* _Short problem_: Where a line of the listing below includes the word "ЛитССР", reproduce that line.

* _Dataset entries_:
** START **

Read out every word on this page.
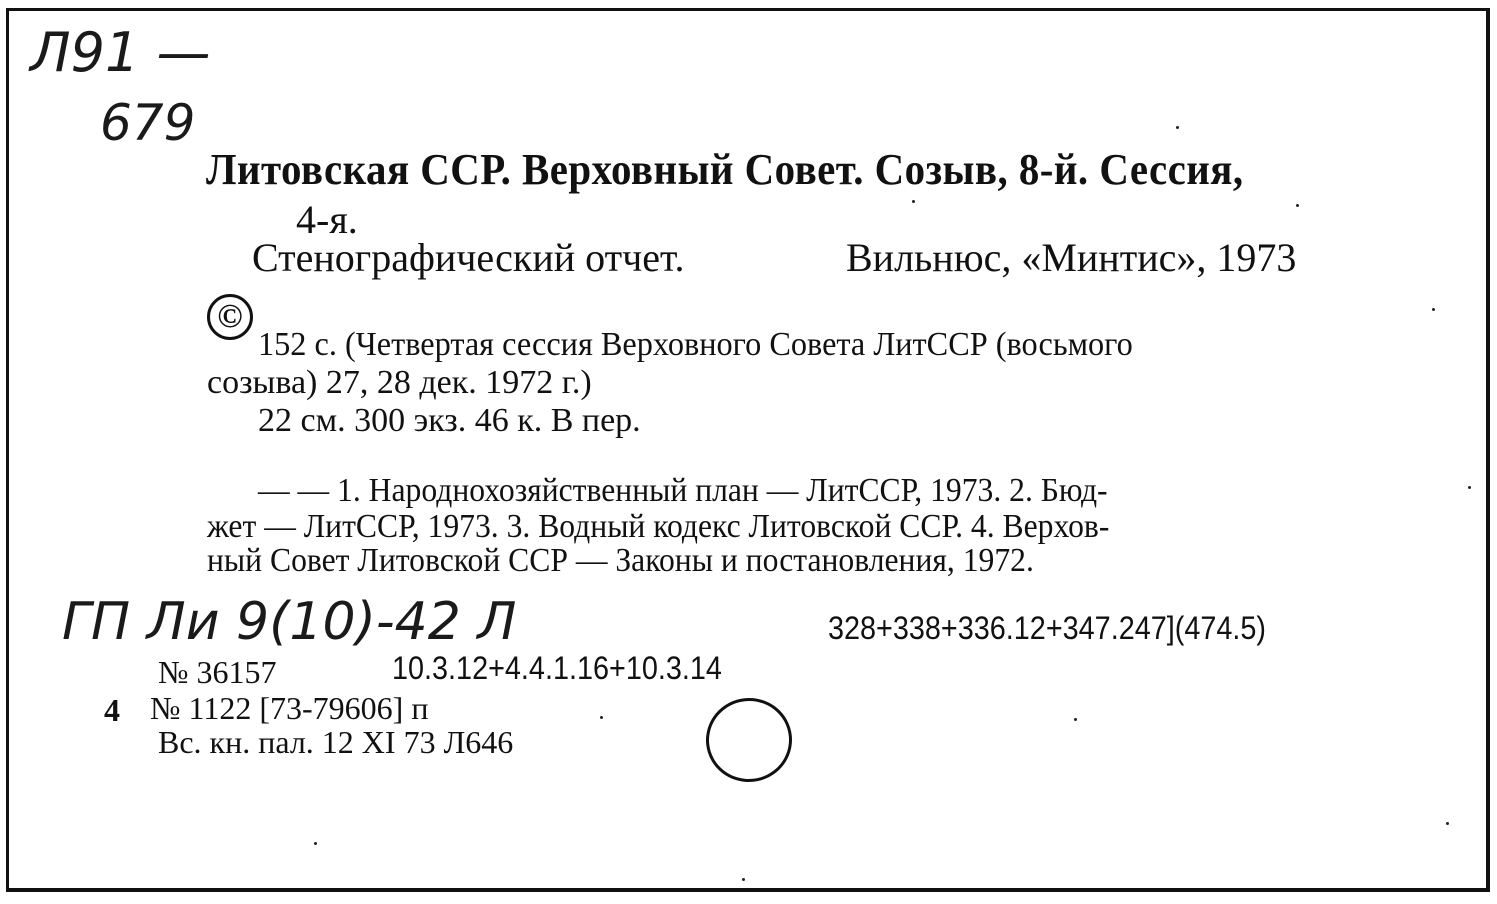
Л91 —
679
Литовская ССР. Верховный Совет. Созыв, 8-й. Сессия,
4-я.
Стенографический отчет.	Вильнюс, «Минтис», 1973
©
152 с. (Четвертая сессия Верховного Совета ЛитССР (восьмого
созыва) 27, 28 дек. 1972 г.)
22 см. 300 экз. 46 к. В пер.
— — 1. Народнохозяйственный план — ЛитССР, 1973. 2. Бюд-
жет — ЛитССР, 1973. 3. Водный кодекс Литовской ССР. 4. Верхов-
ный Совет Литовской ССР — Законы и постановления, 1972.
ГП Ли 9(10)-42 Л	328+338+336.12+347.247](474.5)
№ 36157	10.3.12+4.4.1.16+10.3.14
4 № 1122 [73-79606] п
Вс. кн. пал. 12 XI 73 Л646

** END **

* _Exercise result_:
152 с. (Четвертая сессия Верховного Совета ЛитССР (восьмого
— — 1. Народнохозяйственный план — ЛитССР, 1973. 2. Бюд-
жет — ЛитССР, 1973. 3. Водный кодекс Литовской ССР. 4. Верхов-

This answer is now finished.